╭─ Records supplied

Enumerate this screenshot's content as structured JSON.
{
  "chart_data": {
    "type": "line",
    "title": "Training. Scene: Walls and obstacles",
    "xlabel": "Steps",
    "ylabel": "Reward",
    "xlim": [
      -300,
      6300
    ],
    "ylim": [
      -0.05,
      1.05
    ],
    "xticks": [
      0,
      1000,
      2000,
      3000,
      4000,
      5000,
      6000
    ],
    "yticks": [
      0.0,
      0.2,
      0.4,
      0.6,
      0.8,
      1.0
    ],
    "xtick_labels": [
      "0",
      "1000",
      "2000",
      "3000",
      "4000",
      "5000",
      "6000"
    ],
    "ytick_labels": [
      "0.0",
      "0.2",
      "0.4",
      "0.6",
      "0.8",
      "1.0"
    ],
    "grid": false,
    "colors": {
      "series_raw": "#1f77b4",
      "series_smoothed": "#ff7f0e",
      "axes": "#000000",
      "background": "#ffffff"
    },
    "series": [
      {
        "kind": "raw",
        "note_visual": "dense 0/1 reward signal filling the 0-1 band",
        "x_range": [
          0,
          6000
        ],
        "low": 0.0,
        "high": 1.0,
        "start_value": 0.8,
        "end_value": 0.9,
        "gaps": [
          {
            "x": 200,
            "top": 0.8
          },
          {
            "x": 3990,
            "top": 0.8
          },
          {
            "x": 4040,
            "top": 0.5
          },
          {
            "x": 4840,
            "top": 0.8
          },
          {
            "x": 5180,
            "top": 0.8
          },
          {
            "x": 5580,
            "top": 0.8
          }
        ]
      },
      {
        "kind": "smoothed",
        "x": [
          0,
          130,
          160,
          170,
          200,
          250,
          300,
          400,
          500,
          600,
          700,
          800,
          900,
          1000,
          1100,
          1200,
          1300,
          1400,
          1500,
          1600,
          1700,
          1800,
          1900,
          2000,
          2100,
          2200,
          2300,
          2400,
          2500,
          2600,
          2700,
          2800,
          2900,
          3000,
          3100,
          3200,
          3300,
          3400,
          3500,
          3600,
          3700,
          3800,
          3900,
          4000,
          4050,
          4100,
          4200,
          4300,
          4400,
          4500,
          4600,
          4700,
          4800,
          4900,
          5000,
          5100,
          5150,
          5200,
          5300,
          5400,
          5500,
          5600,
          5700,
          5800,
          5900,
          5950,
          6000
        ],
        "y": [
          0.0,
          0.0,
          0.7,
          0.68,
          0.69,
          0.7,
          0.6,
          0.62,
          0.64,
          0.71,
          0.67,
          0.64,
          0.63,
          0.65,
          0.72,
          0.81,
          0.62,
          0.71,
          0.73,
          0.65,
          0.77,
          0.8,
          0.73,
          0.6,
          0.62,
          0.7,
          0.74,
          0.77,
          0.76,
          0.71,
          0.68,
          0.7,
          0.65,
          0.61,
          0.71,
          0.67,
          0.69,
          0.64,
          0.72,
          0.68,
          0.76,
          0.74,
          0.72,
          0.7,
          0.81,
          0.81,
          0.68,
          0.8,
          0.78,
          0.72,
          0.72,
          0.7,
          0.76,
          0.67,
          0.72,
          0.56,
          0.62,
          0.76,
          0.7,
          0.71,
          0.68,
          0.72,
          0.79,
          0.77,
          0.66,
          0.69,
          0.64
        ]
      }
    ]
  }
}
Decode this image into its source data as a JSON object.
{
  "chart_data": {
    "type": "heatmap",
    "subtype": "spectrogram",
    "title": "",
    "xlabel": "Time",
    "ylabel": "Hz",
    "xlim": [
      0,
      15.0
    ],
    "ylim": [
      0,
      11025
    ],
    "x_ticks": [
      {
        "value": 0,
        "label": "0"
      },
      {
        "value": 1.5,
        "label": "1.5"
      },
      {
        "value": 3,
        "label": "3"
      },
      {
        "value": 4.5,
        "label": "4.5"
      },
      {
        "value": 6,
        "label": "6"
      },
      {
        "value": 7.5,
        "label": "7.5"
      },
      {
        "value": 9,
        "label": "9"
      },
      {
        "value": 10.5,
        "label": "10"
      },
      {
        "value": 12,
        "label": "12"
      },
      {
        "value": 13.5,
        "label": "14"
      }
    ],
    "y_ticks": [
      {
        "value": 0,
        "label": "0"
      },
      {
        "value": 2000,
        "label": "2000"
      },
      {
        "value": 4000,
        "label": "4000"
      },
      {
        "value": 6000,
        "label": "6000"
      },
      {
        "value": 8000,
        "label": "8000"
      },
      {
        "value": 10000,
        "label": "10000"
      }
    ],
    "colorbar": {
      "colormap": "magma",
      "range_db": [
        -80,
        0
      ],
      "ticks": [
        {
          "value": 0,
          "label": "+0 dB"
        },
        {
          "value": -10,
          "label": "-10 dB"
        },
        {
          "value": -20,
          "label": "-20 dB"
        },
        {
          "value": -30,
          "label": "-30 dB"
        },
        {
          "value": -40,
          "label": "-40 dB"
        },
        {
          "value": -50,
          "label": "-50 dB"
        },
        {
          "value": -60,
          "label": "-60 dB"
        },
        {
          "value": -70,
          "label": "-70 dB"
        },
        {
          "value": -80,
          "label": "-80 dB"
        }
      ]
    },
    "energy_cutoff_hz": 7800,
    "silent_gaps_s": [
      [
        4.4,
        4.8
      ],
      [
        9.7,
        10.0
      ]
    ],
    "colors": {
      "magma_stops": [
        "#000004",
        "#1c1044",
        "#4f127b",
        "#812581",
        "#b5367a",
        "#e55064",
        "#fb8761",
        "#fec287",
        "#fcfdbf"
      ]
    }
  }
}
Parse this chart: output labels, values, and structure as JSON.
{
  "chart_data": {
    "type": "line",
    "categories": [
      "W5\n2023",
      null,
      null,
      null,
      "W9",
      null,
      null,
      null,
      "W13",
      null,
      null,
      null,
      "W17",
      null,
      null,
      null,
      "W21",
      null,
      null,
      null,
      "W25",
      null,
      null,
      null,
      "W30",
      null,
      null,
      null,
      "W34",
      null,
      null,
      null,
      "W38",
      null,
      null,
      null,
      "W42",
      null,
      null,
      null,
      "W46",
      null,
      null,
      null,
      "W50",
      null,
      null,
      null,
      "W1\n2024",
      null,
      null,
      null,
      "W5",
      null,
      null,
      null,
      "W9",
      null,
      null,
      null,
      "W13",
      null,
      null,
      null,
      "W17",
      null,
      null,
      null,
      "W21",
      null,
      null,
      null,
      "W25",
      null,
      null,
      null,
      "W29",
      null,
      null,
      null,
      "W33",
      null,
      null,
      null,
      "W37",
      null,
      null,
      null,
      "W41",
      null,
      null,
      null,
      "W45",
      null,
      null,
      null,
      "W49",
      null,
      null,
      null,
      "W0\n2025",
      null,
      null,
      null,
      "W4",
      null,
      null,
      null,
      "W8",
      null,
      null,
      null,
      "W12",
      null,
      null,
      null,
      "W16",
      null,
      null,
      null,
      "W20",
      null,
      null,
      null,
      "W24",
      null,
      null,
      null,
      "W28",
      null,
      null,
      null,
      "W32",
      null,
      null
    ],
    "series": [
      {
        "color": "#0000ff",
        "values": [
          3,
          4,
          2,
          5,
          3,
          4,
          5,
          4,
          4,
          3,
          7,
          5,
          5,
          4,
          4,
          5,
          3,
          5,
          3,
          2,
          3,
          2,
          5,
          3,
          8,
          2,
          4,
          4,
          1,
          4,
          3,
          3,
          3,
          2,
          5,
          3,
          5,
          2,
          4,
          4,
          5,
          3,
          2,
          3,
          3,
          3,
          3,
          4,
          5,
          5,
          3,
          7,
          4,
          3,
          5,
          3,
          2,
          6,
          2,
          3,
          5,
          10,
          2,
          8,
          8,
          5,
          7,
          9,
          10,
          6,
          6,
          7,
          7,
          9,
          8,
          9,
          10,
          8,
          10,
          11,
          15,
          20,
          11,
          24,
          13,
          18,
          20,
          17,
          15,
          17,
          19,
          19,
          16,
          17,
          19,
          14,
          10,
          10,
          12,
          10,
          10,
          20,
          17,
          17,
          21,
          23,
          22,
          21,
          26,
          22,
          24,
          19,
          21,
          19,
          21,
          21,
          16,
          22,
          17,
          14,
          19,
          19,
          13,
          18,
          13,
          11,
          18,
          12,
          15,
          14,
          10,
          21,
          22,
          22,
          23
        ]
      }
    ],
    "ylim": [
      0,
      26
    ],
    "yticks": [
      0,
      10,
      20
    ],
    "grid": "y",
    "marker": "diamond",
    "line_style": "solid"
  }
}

╰─

Tally up the lines holding the word "JSON" in the data above, and answer with that figure only.

3